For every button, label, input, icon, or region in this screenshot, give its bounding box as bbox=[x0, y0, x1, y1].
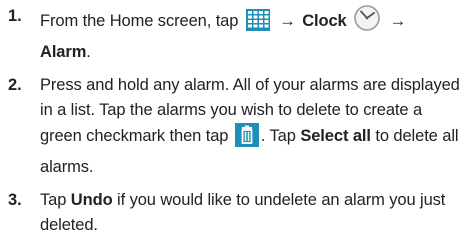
step-text: Tap bbox=[40, 191, 67, 209]
arrow-glyph: → bbox=[279, 12, 296, 30]
trash-icon bbox=[234, 123, 259, 155]
step-2: 2. Press and hold any alarm. All of your… bbox=[6, 73, 462, 180]
step-1: 1. From the Home screen, tap → Clock → A… bbox=[6, 4, 462, 65]
steps-list: 1. From the Home screen, tap → Clock → A… bbox=[6, 4, 462, 238]
step-number: 2. bbox=[8, 76, 22, 94]
step-text: . bbox=[86, 43, 91, 61]
step-number: 1. bbox=[8, 7, 22, 25]
arrow-glyph: → bbox=[389, 12, 407, 30]
step-number: 3. bbox=[8, 191, 22, 209]
undo-label: Undo bbox=[70, 191, 113, 209]
select-all-label: Select all bbox=[300, 127, 371, 145]
clock-label: Clock bbox=[302, 12, 347, 30]
step-text: . Tap bbox=[260, 127, 296, 145]
step-text: From the Home screen, tap bbox=[40, 12, 239, 30]
step-3: 3. Tap Undo if you would like to undelet… bbox=[6, 188, 462, 238]
apps-grid-icon bbox=[245, 8, 271, 40]
clock-icon bbox=[353, 4, 381, 40]
alarm-label: Alarm bbox=[40, 43, 87, 61]
instructions-page: 1. From the Home screen, tap → Clock → A… bbox=[0, 0, 472, 240]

════

* Problem to solve: Reproduce the lines of the records above without alteration, omitting the pictures.

* Task response:
For every button, label, input, icon, or region in this screenshot, give its bounding box as bbox=[x0, y0, x1, y1].
step-text: Tap bbox=[40, 191, 67, 209]
arrow-glyph: → bbox=[279, 12, 296, 30]
trash-icon bbox=[234, 123, 259, 155]
step-2: 2. Press and hold any alarm. All of your… bbox=[6, 73, 462, 180]
step-1: 1. From the Home screen, tap → Clock → A… bbox=[6, 4, 462, 65]
steps-list: 1. From the Home screen, tap → Clock → A… bbox=[6, 4, 462, 238]
step-number: 2. bbox=[8, 76, 22, 94]
step-text: . bbox=[86, 43, 91, 61]
step-number: 1. bbox=[8, 7, 22, 25]
arrow-glyph: → bbox=[389, 12, 407, 30]
step-number: 3. bbox=[8, 191, 22, 209]
undo-label: Undo bbox=[70, 191, 113, 209]
select-all-label: Select all bbox=[300, 127, 371, 145]
clock-label: Clock bbox=[302, 12, 347, 30]
step-text: . Tap bbox=[260, 127, 296, 145]
step-text: From the Home screen, tap bbox=[40, 12, 239, 30]
step-3: 3. Tap Undo if you would like to undelet… bbox=[6, 188, 462, 238]
apps-grid-icon bbox=[245, 8, 271, 40]
clock-icon bbox=[353, 4, 381, 40]
alarm-label: Alarm bbox=[40, 43, 87, 61]
instructions-page: 1. From the Home screen, tap → Clock → A… bbox=[0, 0, 472, 240]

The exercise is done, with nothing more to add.